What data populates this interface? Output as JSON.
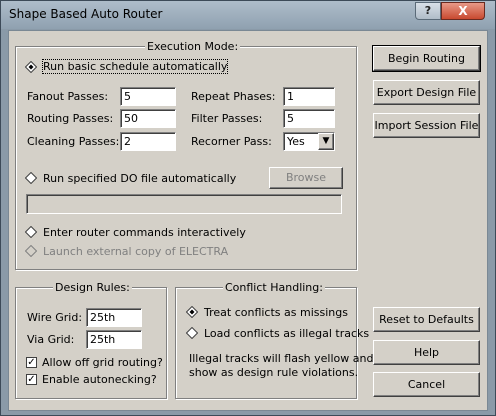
{
  "window": {
    "title": "Shape Based Auto Router",
    "help_glyph": "?",
    "close_glyph": "X"
  },
  "execution": {
    "legend": "Execution Mode:",
    "run_basic": "Run basic schedule automatically",
    "fanout_label": "Fanout Passes:",
    "fanout_value": "5",
    "routing_label": "Routing Passes:",
    "routing_value": "50",
    "cleaning_label": "Cleaning Passes:",
    "cleaning_value": "2",
    "repeat_label": "Repeat Phases:",
    "repeat_value": "1",
    "filter_label": "Filter Passes:",
    "filter_value": "5",
    "recorner_label": "Recorner Pass:",
    "recorner_value": "Yes",
    "run_do": "Run specified DO file automatically",
    "browse": "Browse",
    "do_file_value": "",
    "interactive": "Enter router commands interactively",
    "launch": "Launch external copy of ELECTRA"
  },
  "design_rules": {
    "legend": "Design Rules:",
    "wire_label": "Wire Grid:",
    "wire_value": "25th",
    "via_label": "Via Grid:",
    "via_value": "25th",
    "allow_off": "Allow off grid routing?",
    "autonecking": "Enable autonecking?"
  },
  "conflict": {
    "legend": "Conflict Handling:",
    "treat": "Treat conflicts as missings",
    "load": "Load conflicts as illegal tracks",
    "note1": "Illegal tracks will flash yellow and",
    "note2": "show as design rule violations."
  },
  "buttons": {
    "begin": "Begin Routing",
    "export": "Export Design File",
    "import": "Import Session File",
    "reset": "Reset to Defaults",
    "help": "Help",
    "cancel": "Cancel"
  }
}
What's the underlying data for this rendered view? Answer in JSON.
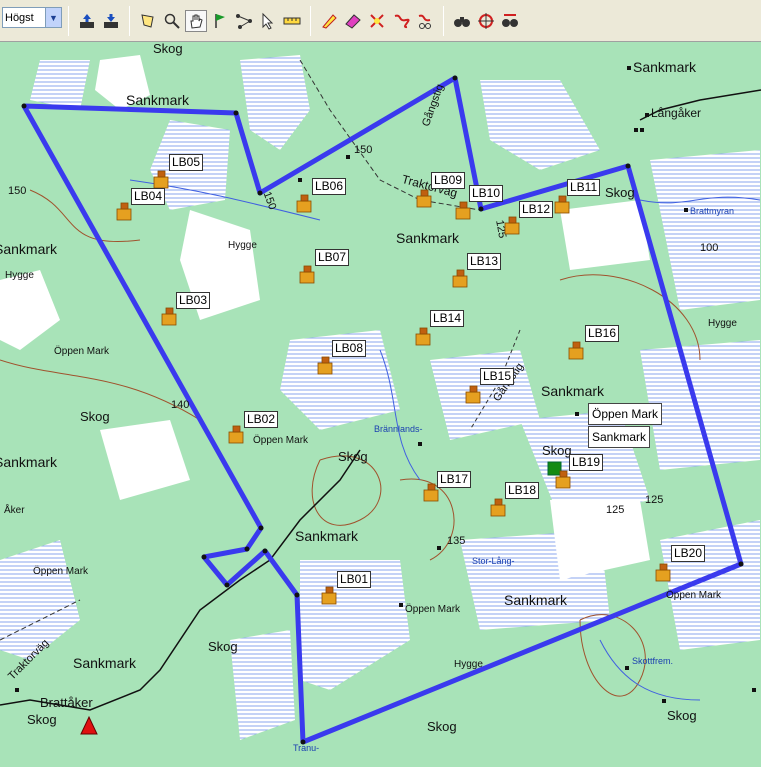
{
  "toolbar": {
    "quality_value": "Högst",
    "icons": [
      "gps-upload-icon",
      "gps-download-icon",
      "select-area-icon",
      "zoom-icon",
      "pan-hand-icon",
      "waypoint-flag-icon",
      "route-icon",
      "pointer-icon",
      "measure-icon",
      "draw-icon",
      "eraser-icon",
      "track-edit-icon",
      "route-edit-icon",
      "route-cut-icon",
      "find-icon",
      "find-near-icon",
      "find-route-icon"
    ]
  },
  "labels": {
    "skog_top": "Skog",
    "sankmark_nw": "Sankmark",
    "sankmark_ne": "Sankmark",
    "langaker": "Långåker",
    "gangstig_n": "Gångstig",
    "elev_150a": "150",
    "elev_150b": "150",
    "elev_150c": "150",
    "traktorvag_mid": "Traktorväg",
    "skog_ne": "Skog",
    "brattmyran": "Brattmyran",
    "hygge_mid": "Hygge",
    "sankmark_center": "Sankmark",
    "elev_100": "100",
    "elev_125a": "125",
    "hygge_w": "Hygge",
    "sankmark_w": "Sankmark",
    "hygge_e": "Hygge",
    "oppen_mark_w": "Öppen Mark",
    "sankmark_e": "Sankmark",
    "gangstig_mid": "Gångstig",
    "elev_140": "140",
    "skog_w": "Skog",
    "oppen_mark_mid": "Öppen Mark",
    "brannlands": "Brännlands-",
    "skog_mid": "Skog",
    "sankmark_w2": "Sankmark",
    "skog_e": "Skog",
    "elev_125b": "125",
    "elev_125c": "125",
    "aker": "Åker",
    "sankmark_s": "Sankmark",
    "elev_135": "135",
    "oppen_mark_sw": "Öppen Mark",
    "stor_lang": "Stor-Lång-",
    "oppen_mark_se": "Öppen Mark",
    "sankmark_s2": "Sankmark",
    "oppen_mark_s": "Öppen Mark",
    "traktorvag_sw": "Traktorväg",
    "skog_s": "Skog",
    "sankmark_sw": "Sankmark",
    "hygge_s": "Hygge",
    "skottfrem": "Skottfrem.",
    "brattaker": "Brattåker",
    "skog_sw": "Skog",
    "skog_se": "Skog",
    "skog_s2": "Skog",
    "tranu": "Tranu-"
  },
  "waypoints": [
    "LB01",
    "LB02",
    "LB03",
    "LB04",
    "LB05",
    "LB06",
    "LB07",
    "LB08",
    "LB09",
    "LB10",
    "LB11",
    "LB12",
    "LB13",
    "LB14",
    "LB15",
    "LB16",
    "LB17",
    "LB18",
    "LB19",
    "LB20"
  ],
  "popup": {
    "line1": "Öppen Mark",
    "line2": "Sankmark"
  },
  "colors": {
    "route": "#3a3aee",
    "forest": "#a8e3b8",
    "open": "#ffffff",
    "water": "#4060e0",
    "road": "#111111",
    "contour": "#a0522d"
  }
}
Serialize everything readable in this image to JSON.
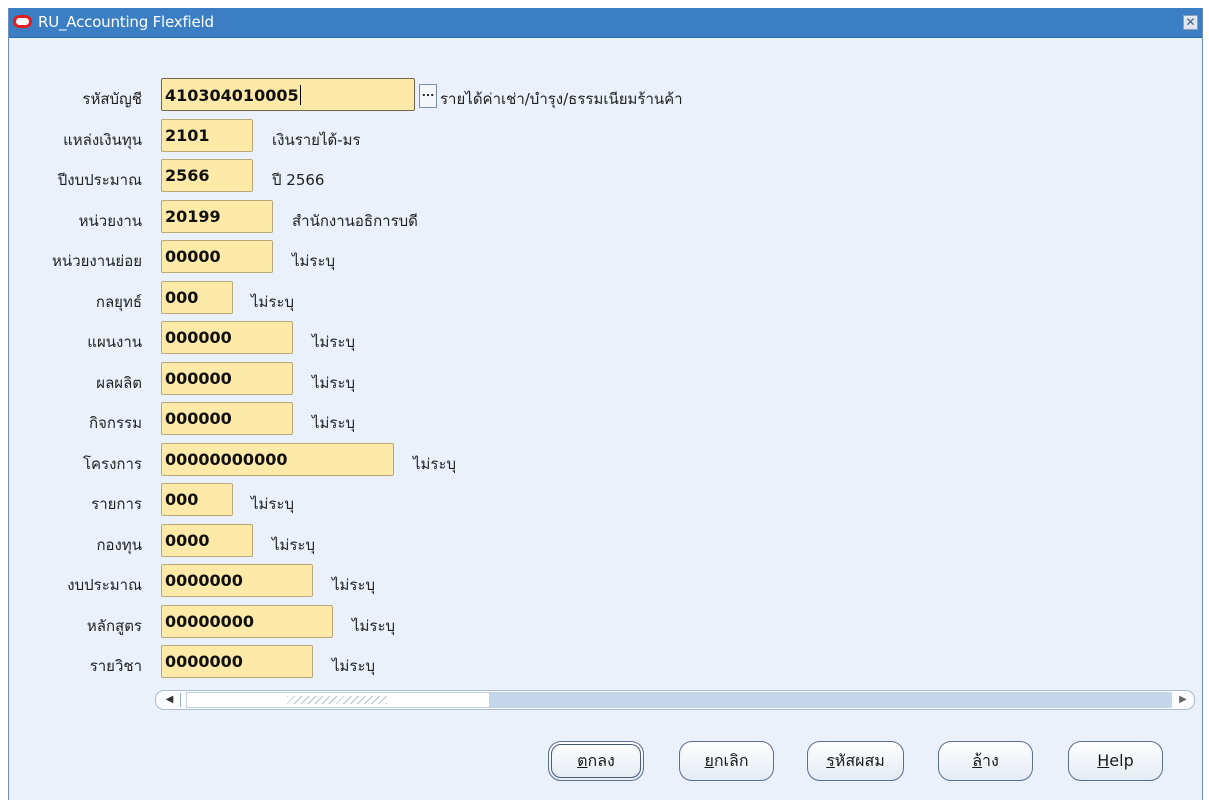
{
  "window": {
    "title": "RU_Accounting Flexfield",
    "close_glyph": "✕"
  },
  "fields": [
    {
      "label": "รหัสบัญชี",
      "value": "410304010005",
      "description": "รายได้ค่าเช่า/บำรุง/ธรรมเนียมร้านค้า"
    },
    {
      "label": "แหล่งเงินทุน",
      "value": "2101",
      "description": "เงินรายได้-มร"
    },
    {
      "label": "ปีงบประมาณ",
      "value": "2566",
      "description": "ปี 2566"
    },
    {
      "label": "หน่วยงาน",
      "value": "20199",
      "description": "สำนักงานอธิการบดี"
    },
    {
      "label": "หน่วยงานย่อย",
      "value": "00000",
      "description": "ไม่ระบุ"
    },
    {
      "label": "กลยุทธ์",
      "value": "000",
      "description": "ไม่ระบุ"
    },
    {
      "label": "แผนงาน",
      "value": "000000",
      "description": "ไม่ระบุ"
    },
    {
      "label": "ผลผลิต",
      "value": "000000",
      "description": "ไม่ระบุ"
    },
    {
      "label": "กิจกรรม",
      "value": "000000",
      "description": "ไม่ระบุ"
    },
    {
      "label": "โครงการ",
      "value": "00000000000",
      "description": "ไม่ระบุ"
    },
    {
      "label": "รายการ",
      "value": "000",
      "description": "ไม่ระบุ"
    },
    {
      "label": "กองทุน",
      "value": "0000",
      "description": "ไม่ระบุ"
    },
    {
      "label": "งบประมาณ",
      "value": "0000000",
      "description": "ไม่ระบุ"
    },
    {
      "label": "หลักสูตร",
      "value": "00000000",
      "description": "ไม่ระบุ"
    },
    {
      "label": "รายวิชา",
      "value": "0000000",
      "description": "ไม่ระบุ"
    }
  ],
  "lov_button": {
    "glyph": "..."
  },
  "scrollbar": {
    "left_arrow": "◀",
    "right_arrow": "▶"
  },
  "buttons": {
    "ok": {
      "mnemonic": "ต",
      "rest": "กลง"
    },
    "cancel": {
      "mnemonic": "ย",
      "rest": "กเลิก"
    },
    "combinations": {
      "mnemonic": "ร",
      "rest": "หัสผสม"
    },
    "clear": {
      "mnemonic": "ล",
      "rest": "้าง"
    },
    "help": {
      "mnemonic": "H",
      "rest": "elp"
    }
  },
  "colors": {
    "titlebar": "#3b7ec3",
    "window_bg": "#eaf1fb",
    "field_bg": "#fde9a8"
  }
}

=-=-=-=-=

Your goal:
Copy out all lines where the word "Traktorväg" appears.

Answer below:
    "traktorvag_mid": "Traktorväg",
    "traktorvag_sw": "Traktorväg",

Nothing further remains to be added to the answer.